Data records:
- - - -

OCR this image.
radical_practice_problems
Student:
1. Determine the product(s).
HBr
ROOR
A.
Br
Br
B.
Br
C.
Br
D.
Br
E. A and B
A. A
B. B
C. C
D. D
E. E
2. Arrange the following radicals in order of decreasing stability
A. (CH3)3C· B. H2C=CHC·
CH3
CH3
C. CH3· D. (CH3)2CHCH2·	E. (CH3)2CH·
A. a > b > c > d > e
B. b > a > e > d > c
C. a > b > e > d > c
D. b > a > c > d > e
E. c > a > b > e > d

- - - -

Stated exercise:
Each entry above is to be set down again in exactly the same words.

Written solution:
OCR this image.
radical_practice_problems
Student:
1. Determine the product(s).
HBr
ROOR
A.
Br
Br
B.
Br
C.
Br
D.
Br
E. A and B
A. A
B. B
C. C
D. D
E. E
2. Arrange the following radicals in order of decreasing stability
A. (CH3)3C· B. H2C=CHC·
CH3
CH3
C. CH3· D. (CH3)2CHCH2·	E. (CH3)2CH·
A. a > b > c > d > e
B. b > a > e > d > c
C. a > b > e > d > c
D. b > a > c > d > e
E. c > a > b > e > d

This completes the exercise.